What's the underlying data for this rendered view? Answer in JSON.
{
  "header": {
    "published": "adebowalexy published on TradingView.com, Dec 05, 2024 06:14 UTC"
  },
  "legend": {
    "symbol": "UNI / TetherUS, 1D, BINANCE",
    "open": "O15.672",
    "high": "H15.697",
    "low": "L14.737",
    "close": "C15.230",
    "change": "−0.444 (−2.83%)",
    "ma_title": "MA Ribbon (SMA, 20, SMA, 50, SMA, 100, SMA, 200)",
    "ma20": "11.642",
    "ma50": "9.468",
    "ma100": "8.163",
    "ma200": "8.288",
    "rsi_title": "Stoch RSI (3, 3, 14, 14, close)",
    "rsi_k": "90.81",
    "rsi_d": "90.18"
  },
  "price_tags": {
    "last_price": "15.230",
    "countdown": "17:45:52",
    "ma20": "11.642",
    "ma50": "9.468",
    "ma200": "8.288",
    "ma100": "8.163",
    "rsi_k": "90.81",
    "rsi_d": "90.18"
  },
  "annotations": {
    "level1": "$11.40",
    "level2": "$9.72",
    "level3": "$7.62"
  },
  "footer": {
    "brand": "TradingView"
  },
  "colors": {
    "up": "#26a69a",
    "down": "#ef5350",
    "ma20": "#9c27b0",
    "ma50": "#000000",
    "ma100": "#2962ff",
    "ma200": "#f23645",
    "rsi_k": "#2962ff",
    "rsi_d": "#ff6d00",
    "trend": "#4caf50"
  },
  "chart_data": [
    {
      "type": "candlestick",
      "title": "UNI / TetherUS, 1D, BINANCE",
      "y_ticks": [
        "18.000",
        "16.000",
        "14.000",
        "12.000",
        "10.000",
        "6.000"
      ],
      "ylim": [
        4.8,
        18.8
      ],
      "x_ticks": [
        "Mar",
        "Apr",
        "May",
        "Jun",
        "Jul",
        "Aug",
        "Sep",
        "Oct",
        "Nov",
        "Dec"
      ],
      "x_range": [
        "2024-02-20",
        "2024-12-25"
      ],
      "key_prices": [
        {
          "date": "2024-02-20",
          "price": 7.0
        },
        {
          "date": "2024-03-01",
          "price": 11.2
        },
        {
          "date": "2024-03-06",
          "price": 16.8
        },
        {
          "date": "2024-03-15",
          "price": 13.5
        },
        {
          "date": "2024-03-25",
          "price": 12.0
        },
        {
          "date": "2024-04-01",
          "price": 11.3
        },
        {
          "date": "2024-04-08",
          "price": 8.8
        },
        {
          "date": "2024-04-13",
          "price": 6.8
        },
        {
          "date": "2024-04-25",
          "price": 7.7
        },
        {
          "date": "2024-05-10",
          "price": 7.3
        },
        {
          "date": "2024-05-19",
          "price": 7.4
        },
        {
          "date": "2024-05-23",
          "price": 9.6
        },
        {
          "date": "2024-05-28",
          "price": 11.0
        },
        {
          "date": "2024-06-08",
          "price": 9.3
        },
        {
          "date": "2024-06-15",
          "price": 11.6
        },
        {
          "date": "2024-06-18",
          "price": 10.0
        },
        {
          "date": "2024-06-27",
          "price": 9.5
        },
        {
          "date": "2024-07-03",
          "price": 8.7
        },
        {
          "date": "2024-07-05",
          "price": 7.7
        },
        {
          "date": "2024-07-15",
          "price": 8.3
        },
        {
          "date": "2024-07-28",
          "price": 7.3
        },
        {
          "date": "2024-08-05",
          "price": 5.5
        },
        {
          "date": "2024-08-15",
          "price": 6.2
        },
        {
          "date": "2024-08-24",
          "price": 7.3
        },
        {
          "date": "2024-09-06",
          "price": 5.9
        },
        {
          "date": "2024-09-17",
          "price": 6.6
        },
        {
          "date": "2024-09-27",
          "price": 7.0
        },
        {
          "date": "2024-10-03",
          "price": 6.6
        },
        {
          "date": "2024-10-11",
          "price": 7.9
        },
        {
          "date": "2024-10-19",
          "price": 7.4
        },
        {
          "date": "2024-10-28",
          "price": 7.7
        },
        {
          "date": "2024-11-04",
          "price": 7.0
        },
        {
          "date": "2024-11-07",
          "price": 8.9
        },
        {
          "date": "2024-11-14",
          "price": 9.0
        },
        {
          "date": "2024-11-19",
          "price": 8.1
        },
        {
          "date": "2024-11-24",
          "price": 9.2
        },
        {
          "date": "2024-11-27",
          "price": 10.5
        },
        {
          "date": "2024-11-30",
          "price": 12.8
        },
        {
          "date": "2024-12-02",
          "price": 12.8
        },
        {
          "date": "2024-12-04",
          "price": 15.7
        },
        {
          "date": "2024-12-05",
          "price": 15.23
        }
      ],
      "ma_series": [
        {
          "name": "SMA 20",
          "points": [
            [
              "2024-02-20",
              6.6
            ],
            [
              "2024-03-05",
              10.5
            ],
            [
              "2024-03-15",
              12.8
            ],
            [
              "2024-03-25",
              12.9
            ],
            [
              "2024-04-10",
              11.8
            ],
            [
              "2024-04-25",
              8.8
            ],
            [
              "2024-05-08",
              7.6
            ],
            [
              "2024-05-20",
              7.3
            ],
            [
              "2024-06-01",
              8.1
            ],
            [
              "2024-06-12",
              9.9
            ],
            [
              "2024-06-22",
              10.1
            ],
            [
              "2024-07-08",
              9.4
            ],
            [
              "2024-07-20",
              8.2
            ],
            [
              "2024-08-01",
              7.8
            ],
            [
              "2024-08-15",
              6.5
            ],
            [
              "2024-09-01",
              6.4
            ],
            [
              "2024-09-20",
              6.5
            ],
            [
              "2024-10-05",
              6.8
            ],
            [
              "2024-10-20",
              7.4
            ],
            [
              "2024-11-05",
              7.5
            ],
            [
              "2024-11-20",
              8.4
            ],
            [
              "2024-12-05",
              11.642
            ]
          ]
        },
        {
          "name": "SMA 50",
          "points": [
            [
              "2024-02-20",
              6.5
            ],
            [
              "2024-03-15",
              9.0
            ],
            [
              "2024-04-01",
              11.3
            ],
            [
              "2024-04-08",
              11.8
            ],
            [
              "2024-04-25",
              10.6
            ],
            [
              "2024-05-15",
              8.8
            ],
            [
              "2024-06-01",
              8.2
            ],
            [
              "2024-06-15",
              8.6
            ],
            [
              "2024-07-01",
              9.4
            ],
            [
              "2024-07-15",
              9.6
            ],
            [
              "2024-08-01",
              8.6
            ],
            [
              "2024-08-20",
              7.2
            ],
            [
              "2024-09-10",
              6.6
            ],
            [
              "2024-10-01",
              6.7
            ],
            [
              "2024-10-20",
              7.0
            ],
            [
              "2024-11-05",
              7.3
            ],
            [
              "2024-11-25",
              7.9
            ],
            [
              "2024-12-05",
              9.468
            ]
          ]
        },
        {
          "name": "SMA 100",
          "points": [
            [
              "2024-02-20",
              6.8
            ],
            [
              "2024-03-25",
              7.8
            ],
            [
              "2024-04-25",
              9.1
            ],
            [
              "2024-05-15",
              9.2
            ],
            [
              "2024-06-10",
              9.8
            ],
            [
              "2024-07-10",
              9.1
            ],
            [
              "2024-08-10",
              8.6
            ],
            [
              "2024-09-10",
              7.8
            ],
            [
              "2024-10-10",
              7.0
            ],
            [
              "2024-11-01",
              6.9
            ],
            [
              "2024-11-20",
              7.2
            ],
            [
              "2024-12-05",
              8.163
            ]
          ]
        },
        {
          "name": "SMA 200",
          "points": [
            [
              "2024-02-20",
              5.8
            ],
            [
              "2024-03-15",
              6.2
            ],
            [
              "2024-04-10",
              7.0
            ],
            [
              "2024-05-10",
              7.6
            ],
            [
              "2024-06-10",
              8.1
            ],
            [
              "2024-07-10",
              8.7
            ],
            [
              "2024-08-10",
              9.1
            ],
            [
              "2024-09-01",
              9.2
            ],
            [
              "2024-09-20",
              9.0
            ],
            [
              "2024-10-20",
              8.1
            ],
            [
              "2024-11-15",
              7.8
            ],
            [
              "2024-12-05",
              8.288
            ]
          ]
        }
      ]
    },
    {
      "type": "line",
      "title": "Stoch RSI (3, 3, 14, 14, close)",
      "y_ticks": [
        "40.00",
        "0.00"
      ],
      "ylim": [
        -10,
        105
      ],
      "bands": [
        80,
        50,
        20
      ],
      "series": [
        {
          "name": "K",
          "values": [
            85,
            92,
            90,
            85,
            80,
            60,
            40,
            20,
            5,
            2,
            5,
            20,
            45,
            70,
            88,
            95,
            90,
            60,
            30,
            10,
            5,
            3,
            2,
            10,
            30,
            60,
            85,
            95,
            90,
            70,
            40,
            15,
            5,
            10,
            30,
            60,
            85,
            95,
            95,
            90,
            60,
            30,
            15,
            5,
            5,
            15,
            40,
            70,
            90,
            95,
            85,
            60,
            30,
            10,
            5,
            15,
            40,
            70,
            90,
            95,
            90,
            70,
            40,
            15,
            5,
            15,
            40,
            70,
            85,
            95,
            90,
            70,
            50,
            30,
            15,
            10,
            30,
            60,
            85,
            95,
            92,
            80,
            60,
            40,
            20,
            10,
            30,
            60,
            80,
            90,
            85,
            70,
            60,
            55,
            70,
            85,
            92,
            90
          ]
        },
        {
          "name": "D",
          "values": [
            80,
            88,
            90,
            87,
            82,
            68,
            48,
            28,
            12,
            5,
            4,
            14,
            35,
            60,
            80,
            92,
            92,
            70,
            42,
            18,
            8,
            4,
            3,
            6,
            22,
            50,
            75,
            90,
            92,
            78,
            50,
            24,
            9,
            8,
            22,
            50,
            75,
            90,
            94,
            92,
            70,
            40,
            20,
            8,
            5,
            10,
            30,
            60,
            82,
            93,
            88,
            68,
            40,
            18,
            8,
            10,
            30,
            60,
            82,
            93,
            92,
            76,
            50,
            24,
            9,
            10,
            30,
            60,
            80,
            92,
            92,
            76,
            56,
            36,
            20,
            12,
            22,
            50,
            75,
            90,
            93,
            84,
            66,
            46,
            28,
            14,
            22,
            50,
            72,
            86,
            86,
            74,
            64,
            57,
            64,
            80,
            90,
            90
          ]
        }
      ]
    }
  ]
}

Work to do:
The word "TradingView" may appear on some lines. Report how many lines hold it, giving the number alone.

Completed exercise:
2